Exercise instructions =
Repeat the material in full. Keep every line exactly as it is.

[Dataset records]

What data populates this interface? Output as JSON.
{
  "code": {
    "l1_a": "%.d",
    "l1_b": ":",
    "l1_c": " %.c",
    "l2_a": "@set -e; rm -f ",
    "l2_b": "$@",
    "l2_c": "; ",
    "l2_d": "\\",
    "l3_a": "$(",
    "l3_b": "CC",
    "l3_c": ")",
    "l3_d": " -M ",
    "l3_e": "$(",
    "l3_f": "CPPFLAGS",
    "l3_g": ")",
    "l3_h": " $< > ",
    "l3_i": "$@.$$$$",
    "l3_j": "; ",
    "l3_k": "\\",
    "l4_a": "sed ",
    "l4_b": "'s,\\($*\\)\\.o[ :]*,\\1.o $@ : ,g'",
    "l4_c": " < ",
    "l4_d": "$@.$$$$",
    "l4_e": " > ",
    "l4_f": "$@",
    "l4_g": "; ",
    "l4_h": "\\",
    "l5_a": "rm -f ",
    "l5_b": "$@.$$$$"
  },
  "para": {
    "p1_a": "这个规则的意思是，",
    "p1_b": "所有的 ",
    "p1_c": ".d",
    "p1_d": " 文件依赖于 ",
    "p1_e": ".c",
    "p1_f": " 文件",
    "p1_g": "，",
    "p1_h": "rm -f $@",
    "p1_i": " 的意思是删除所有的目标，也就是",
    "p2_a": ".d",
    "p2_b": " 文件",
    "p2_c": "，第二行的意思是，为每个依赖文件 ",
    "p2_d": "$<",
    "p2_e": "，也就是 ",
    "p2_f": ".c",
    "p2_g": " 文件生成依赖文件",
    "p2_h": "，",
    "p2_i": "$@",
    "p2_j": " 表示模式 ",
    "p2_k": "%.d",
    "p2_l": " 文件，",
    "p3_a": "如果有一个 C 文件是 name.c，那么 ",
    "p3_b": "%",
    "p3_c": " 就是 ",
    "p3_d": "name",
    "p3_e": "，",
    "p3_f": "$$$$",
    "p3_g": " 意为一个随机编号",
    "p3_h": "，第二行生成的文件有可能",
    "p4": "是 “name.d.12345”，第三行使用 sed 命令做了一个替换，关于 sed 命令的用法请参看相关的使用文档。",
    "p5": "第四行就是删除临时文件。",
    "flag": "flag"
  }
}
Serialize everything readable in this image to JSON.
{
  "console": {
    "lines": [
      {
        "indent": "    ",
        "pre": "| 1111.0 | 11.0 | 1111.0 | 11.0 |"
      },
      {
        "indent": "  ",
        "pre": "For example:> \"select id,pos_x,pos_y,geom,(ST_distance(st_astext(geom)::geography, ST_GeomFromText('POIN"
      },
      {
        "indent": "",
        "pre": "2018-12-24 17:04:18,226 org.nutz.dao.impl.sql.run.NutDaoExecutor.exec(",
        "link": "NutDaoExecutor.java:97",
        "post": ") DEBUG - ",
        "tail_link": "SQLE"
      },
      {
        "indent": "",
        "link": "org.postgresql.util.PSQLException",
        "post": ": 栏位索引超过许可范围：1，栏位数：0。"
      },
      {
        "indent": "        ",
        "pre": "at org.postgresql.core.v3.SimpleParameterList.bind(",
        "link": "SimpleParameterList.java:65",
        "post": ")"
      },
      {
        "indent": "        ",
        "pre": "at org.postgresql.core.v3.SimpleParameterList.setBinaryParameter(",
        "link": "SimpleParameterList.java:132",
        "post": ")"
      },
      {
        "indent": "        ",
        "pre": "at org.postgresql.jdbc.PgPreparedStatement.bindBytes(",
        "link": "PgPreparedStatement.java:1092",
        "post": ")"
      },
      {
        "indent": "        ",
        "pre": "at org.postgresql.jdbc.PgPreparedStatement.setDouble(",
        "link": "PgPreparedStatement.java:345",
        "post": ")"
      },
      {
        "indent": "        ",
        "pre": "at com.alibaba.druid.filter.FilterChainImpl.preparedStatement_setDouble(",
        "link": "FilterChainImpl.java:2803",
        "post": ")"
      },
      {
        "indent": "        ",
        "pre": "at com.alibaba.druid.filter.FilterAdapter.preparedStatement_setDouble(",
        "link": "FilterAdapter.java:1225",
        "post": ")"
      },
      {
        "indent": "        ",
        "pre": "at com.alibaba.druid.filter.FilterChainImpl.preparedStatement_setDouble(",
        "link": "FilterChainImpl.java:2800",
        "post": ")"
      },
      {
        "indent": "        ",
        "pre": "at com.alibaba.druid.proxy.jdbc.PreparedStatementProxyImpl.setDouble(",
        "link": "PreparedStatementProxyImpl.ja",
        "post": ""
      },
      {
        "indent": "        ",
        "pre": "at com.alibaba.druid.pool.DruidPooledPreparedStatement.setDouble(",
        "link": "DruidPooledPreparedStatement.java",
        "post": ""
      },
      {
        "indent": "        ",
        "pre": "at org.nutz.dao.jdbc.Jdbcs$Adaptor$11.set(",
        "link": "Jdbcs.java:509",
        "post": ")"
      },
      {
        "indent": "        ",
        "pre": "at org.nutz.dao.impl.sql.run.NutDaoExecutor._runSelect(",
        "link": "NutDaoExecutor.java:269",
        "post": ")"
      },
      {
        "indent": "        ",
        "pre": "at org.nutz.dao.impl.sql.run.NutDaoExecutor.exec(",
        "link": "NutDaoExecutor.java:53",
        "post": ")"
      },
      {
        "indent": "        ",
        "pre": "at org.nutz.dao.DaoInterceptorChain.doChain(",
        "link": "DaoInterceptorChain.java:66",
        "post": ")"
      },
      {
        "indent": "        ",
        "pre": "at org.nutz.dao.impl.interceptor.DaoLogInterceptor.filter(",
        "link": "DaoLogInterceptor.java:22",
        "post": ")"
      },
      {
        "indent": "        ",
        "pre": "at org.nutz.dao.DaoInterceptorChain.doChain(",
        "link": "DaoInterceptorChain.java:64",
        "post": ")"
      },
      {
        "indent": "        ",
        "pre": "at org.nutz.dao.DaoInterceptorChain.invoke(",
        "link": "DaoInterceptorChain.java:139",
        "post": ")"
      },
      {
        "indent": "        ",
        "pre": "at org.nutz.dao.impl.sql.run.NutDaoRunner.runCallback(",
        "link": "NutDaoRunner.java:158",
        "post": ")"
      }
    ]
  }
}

Answer =
What data populates this interface? Output as JSON.
{
  "code": {
    "l1_a": "%.d",
    "l1_b": ":",
    "l1_c": " %.c",
    "l2_a": "@set -e; rm -f ",
    "l2_b": "$@",
    "l2_c": "; ",
    "l2_d": "\\",
    "l3_a": "$(",
    "l3_b": "CC",
    "l3_c": ")",
    "l3_d": " -M ",
    "l3_e": "$(",
    "l3_f": "CPPFLAGS",
    "l3_g": ")",
    "l3_h": " $< > ",
    "l3_i": "$@.$$$$",
    "l3_j": "; ",
    "l3_k": "\\",
    "l4_a": "sed ",
    "l4_b": "'s,\\($*\\)\\.o[ :]*,\\1.o $@ : ,g'",
    "l4_c": " < ",
    "l4_d": "$@.$$$$",
    "l4_e": " > ",
    "l4_f": "$@",
    "l4_g": "; ",
    "l4_h": "\\",
    "l5_a": "rm -f ",
    "l5_b": "$@.$$$$"
  },
  "para": {
    "p1_a": "这个规则的意思是，",
    "p1_b": "所有的 ",
    "p1_c": ".d",
    "p1_d": " 文件依赖于 ",
    "p1_e": ".c",
    "p1_f": " 文件",
    "p1_g": "，",
    "p1_h": "rm -f $@",
    "p1_i": " 的意思是删除所有的目标，也就是",
    "p2_a": ".d",
    "p2_b": " 文件",
    "p2_c": "，第二行的意思是，为每个依赖文件 ",
    "p2_d": "$<",
    "p2_e": "，也就是 ",
    "p2_f": ".c",
    "p2_g": " 文件生成依赖文件",
    "p2_h": "，",
    "p2_i": "$@",
    "p2_j": " 表示模式 ",
    "p2_k": "%.d",
    "p2_l": " 文件，",
    "p3_a": "如果有一个 C 文件是 name.c，那么 ",
    "p3_b": "%",
    "p3_c": " 就是 ",
    "p3_d": "name",
    "p3_e": "，",
    "p3_f": "$$$$",
    "p3_g": " 意为一个随机编号",
    "p3_h": "，第二行生成的文件有可能",
    "p4": "是 “name.d.12345”，第三行使用 sed 命令做了一个替换，关于 sed 命令的用法请参看相关的使用文档。",
    "p5": "第四行就是删除临时文件。",
    "flag": "flag"
  }
}
Serialize everything readable in this image to JSON.
{
  "console": {
    "lines": [
      {
        "indent": "    ",
        "pre": "| 1111.0 | 11.0 | 1111.0 | 11.0 |"
      },
      {
        "indent": "  ",
        "pre": "For example:> \"select id,pos_x,pos_y,geom,(ST_distance(st_astext(geom)::geography, ST_GeomFromText('POIN"
      },
      {
        "indent": "",
        "pre": "2018-12-24 17:04:18,226 org.nutz.dao.impl.sql.run.NutDaoExecutor.exec(",
        "link": "NutDaoExecutor.java:97",
        "post": ") DEBUG - ",
        "tail_link": "SQLE"
      },
      {
        "indent": "",
        "link": "org.postgresql.util.PSQLException",
        "post": ": 栏位索引超过许可范围：1，栏位数：0。"
      },
      {
        "indent": "        ",
        "pre": "at org.postgresql.core.v3.SimpleParameterList.bind(",
        "link": "SimpleParameterList.java:65",
        "post": ")"
      },
      {
        "indent": "        ",
        "pre": "at org.postgresql.core.v3.SimpleParameterList.setBinaryParameter(",
        "link": "SimpleParameterList.java:132",
        "post": ")"
      },
      {
        "indent": "        ",
        "pre": "at org.postgresql.jdbc.PgPreparedStatement.bindBytes(",
        "link": "PgPreparedStatement.java:1092",
        "post": ")"
      },
      {
        "indent": "        ",
        "pre": "at org.postgresql.jdbc.PgPreparedStatement.setDouble(",
        "link": "PgPreparedStatement.java:345",
        "post": ")"
      },
      {
        "indent": "        ",
        "pre": "at com.alibaba.druid.filter.FilterChainImpl.preparedStatement_setDouble(",
        "link": "FilterChainImpl.java:2803",
        "post": ")"
      },
      {
        "indent": "        ",
        "pre": "at com.alibaba.druid.filter.FilterAdapter.preparedStatement_setDouble(",
        "link": "FilterAdapter.java:1225",
        "post": ")"
      },
      {
        "indent": "        ",
        "pre": "at com.alibaba.druid.filter.FilterChainImpl.preparedStatement_setDouble(",
        "link": "FilterChainImpl.java:2800",
        "post": ")"
      },
      {
        "indent": "        ",
        "pre": "at com.alibaba.druid.proxy.jdbc.PreparedStatementProxyImpl.setDouble(",
        "link": "PreparedStatementProxyImpl.ja",
        "post": ""
      },
      {
        "indent": "        ",
        "pre": "at com.alibaba.druid.pool.DruidPooledPreparedStatement.setDouble(",
        "link": "DruidPooledPreparedStatement.java",
        "post": ""
      },
      {
        "indent": "        ",
        "pre": "at org.nutz.dao.jdbc.Jdbcs$Adaptor$11.set(",
        "link": "Jdbcs.java:509",
        "post": ")"
      },
      {
        "indent": "        ",
        "pre": "at org.nutz.dao.impl.sql.run.NutDaoExecutor._runSelect(",
        "link": "NutDaoExecutor.java:269",
        "post": ")"
      },
      {
        "indent": "        ",
        "pre": "at org.nutz.dao.impl.sql.run.NutDaoExecutor.exec(",
        "link": "NutDaoExecutor.java:53",
        "post": ")"
      },
      {
        "indent": "        ",
        "pre": "at org.nutz.dao.DaoInterceptorChain.doChain(",
        "link": "DaoInterceptorChain.java:66",
        "post": ")"
      },
      {
        "indent": "        ",
        "pre": "at org.nutz.dao.impl.interceptor.DaoLogInterceptor.filter(",
        "link": "DaoLogInterceptor.java:22",
        "post": ")"
      },
      {
        "indent": "        ",
        "pre": "at org.nutz.dao.DaoInterceptorChain.doChain(",
        "link": "DaoInterceptorChain.java:64",
        "post": ")"
      },
      {
        "indent": "        ",
        "pre": "at org.nutz.dao.DaoInterceptorChain.invoke(",
        "link": "DaoInterceptorChain.java:139",
        "post": ")"
      },
      {
        "indent": "        ",
        "pre": "at org.nutz.dao.impl.sql.run.NutDaoRunner.runCallback(",
        "link": "NutDaoRunner.java:158",
        "post": ")"
      }
    ]
  }
}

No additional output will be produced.